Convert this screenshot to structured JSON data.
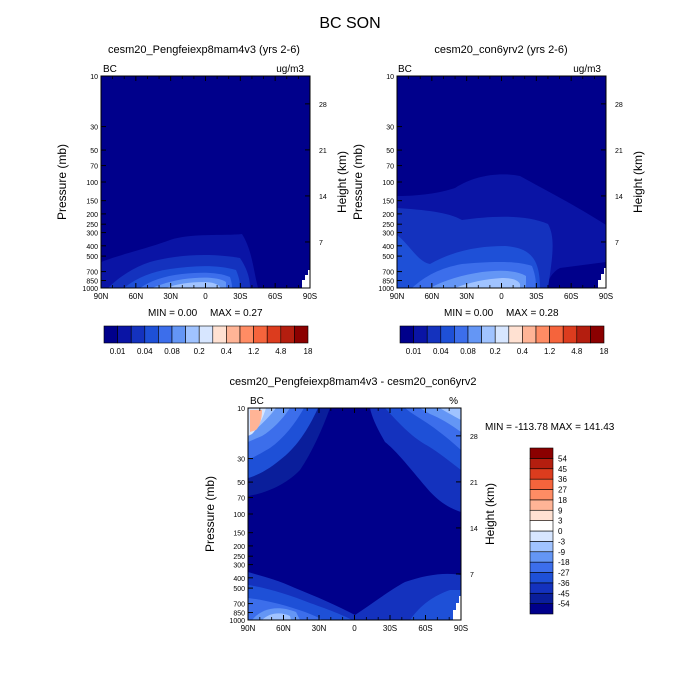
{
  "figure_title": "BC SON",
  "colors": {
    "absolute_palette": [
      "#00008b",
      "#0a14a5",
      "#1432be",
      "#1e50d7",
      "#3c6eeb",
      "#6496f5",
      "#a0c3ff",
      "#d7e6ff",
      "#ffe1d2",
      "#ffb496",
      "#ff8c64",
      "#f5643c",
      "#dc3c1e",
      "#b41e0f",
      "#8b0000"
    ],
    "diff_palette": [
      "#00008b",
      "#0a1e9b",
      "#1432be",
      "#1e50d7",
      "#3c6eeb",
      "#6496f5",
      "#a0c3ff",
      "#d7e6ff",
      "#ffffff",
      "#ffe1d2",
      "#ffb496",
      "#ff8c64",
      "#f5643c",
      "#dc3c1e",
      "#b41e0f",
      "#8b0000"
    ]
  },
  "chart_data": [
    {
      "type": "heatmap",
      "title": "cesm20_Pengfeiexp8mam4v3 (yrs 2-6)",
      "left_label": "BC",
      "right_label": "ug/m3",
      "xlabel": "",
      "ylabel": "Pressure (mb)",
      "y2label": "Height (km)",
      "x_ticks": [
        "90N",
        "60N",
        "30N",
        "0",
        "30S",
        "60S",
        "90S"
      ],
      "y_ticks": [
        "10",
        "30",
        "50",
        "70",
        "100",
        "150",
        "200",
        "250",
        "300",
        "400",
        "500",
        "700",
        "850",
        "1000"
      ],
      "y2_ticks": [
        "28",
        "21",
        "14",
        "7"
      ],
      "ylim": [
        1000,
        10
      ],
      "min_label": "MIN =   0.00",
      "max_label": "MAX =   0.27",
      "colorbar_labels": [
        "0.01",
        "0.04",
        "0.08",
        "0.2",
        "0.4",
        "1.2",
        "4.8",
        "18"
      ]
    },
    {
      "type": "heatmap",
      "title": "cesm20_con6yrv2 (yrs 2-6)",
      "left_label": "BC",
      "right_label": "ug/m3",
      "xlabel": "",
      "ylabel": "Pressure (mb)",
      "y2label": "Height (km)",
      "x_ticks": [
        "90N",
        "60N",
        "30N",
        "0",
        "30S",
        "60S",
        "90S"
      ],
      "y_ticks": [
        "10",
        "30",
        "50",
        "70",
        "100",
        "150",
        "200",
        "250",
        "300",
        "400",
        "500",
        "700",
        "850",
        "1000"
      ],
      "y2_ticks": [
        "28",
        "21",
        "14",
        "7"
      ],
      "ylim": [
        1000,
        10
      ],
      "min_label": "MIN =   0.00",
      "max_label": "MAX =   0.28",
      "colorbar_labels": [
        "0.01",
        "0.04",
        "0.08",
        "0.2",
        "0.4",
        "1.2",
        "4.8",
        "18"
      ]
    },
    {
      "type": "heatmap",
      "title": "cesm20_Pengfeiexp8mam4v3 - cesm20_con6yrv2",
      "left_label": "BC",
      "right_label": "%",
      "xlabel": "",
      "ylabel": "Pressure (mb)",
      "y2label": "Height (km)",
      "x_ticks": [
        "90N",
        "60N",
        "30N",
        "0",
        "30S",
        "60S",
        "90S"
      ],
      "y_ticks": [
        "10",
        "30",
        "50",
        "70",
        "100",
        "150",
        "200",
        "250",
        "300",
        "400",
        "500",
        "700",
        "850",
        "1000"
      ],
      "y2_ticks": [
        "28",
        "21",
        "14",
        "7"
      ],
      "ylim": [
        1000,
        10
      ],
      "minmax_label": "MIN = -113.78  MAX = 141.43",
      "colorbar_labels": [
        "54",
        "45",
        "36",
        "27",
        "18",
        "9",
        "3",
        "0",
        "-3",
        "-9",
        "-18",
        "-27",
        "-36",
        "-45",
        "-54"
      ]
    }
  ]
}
──────
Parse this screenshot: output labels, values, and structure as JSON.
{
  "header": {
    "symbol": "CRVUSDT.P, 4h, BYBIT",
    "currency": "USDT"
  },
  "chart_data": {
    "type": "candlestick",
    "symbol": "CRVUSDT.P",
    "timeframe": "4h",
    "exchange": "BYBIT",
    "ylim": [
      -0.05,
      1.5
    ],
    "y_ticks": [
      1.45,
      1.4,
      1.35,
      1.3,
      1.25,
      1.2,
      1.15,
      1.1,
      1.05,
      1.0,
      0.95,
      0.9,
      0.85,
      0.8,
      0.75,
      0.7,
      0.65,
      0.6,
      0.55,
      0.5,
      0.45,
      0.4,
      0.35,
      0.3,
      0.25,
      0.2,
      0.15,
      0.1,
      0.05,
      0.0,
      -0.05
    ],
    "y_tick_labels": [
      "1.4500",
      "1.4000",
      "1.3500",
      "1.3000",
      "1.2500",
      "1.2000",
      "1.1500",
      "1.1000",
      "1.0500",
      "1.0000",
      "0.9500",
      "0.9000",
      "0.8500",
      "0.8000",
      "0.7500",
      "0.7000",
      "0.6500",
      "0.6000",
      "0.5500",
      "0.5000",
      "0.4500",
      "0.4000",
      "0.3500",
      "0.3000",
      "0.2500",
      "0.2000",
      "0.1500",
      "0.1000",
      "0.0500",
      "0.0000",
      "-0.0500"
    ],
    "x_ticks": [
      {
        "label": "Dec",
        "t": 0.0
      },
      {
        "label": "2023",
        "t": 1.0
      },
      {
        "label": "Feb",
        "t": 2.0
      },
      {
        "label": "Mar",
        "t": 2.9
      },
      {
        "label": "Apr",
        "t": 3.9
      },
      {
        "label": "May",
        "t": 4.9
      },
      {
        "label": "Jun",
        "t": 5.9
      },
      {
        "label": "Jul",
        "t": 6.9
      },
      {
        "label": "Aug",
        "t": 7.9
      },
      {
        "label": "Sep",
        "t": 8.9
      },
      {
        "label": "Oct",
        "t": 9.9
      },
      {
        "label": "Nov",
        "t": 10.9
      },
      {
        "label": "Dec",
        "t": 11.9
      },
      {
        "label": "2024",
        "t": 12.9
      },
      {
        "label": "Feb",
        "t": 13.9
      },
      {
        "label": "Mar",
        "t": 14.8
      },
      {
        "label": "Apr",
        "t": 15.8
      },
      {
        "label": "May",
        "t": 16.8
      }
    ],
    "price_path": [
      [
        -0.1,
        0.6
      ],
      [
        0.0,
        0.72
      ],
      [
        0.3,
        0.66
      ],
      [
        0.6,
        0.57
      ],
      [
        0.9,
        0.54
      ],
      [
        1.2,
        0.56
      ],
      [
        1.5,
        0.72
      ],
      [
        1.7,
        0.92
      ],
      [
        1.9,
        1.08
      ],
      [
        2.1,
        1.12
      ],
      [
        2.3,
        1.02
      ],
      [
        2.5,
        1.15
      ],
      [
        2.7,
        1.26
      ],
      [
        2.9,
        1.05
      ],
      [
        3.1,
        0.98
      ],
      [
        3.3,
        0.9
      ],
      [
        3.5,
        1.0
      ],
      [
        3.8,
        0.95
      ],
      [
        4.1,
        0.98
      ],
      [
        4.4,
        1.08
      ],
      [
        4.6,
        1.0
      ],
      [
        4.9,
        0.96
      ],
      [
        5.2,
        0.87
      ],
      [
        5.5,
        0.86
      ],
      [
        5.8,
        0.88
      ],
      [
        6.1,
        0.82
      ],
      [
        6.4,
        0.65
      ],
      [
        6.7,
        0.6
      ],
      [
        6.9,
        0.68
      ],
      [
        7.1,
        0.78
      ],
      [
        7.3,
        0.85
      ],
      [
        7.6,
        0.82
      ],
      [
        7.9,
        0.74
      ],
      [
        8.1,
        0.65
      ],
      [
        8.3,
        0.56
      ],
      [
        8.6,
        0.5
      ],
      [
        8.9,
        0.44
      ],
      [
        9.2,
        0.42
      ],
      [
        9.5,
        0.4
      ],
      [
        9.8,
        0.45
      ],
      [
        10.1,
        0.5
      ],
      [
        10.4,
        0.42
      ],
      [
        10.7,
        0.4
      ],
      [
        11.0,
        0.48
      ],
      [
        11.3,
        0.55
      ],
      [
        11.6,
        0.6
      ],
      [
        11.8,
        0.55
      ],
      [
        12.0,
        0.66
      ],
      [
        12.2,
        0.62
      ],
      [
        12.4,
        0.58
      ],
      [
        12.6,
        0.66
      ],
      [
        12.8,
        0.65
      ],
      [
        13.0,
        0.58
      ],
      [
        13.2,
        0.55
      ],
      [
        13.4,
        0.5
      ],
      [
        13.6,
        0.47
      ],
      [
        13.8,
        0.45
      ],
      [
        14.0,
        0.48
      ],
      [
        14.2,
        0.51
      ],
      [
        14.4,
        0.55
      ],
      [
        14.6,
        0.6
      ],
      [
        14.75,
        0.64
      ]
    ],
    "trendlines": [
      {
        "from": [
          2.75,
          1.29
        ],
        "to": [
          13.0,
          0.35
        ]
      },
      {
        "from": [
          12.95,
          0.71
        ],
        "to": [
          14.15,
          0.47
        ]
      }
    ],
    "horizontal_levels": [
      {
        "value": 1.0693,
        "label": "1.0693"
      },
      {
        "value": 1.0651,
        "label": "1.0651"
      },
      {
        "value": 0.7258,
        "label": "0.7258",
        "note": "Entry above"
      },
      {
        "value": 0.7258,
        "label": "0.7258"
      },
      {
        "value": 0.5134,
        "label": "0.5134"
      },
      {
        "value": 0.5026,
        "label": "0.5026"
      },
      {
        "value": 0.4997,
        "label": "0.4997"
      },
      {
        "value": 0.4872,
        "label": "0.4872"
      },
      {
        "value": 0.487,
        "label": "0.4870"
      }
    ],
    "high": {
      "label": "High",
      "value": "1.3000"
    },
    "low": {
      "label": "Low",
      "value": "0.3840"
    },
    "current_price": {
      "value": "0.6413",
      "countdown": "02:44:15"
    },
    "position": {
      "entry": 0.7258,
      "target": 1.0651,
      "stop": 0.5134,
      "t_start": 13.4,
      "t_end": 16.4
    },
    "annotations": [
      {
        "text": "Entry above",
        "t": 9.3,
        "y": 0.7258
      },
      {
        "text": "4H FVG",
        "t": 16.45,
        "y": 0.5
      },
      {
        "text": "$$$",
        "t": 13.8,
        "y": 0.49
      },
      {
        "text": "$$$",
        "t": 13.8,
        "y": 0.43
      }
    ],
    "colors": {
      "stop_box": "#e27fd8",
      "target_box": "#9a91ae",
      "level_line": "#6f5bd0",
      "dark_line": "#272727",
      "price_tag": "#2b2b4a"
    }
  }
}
──────
- Aim of the exercise -
In the records shown above, how many lines include the word "CRVUSDT"? Answer with the number only.

- Task result -
2